[Dataset entries]
=======
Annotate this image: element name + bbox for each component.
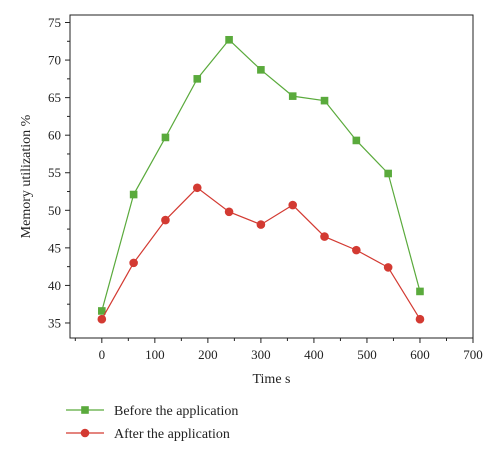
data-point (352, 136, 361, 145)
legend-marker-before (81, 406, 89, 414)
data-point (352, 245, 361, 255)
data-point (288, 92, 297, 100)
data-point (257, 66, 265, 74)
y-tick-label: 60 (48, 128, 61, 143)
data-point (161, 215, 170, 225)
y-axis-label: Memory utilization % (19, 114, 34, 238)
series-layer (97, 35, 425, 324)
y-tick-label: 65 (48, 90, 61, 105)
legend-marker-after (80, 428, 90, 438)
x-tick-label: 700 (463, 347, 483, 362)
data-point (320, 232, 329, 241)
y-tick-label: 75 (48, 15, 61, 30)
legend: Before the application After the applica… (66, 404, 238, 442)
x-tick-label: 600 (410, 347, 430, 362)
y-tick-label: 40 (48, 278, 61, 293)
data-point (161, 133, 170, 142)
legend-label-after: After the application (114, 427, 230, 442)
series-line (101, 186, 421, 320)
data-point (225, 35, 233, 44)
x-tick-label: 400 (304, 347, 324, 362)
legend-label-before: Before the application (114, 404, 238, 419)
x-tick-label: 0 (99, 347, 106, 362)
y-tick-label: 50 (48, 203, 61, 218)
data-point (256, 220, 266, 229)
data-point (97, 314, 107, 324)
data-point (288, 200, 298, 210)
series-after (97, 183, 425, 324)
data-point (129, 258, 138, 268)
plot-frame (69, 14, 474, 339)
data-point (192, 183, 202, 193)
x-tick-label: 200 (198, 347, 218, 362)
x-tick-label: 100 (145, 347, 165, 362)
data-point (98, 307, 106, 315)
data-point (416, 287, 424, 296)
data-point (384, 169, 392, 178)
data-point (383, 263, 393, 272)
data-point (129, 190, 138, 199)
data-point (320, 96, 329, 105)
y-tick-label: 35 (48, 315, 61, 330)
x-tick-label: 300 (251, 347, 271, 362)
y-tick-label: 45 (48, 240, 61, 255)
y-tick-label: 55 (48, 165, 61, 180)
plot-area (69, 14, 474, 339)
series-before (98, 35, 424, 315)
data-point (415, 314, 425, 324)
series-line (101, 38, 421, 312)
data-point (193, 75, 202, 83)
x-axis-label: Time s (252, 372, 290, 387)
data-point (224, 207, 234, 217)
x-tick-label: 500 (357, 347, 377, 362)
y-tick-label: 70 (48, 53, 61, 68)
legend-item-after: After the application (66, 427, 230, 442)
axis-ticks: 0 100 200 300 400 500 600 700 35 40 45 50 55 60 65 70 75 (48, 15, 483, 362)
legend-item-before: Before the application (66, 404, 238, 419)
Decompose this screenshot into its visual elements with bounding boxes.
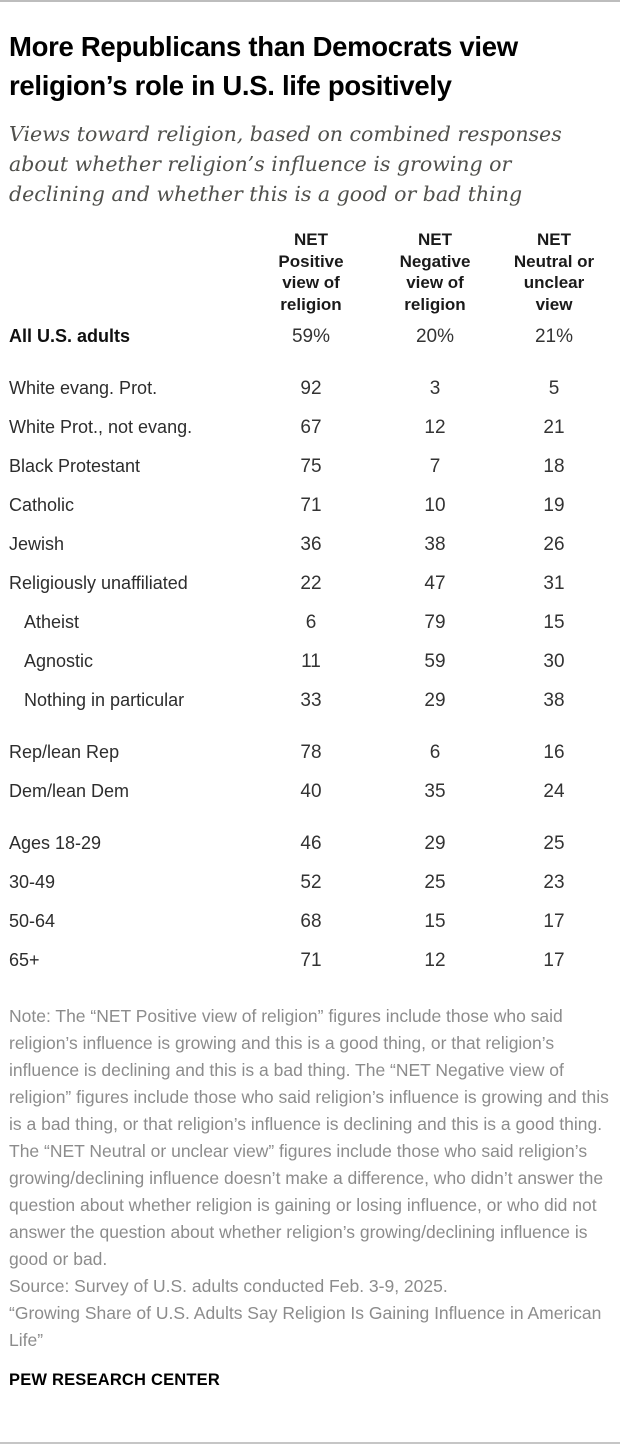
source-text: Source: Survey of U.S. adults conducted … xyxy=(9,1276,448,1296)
=======
Stated task:
Report every line in the listing above that contains the string "marker". Case counts.

Task answer:
legend-marker-before (81, 406, 89, 414)
legend-marker-after (80, 428, 90, 438)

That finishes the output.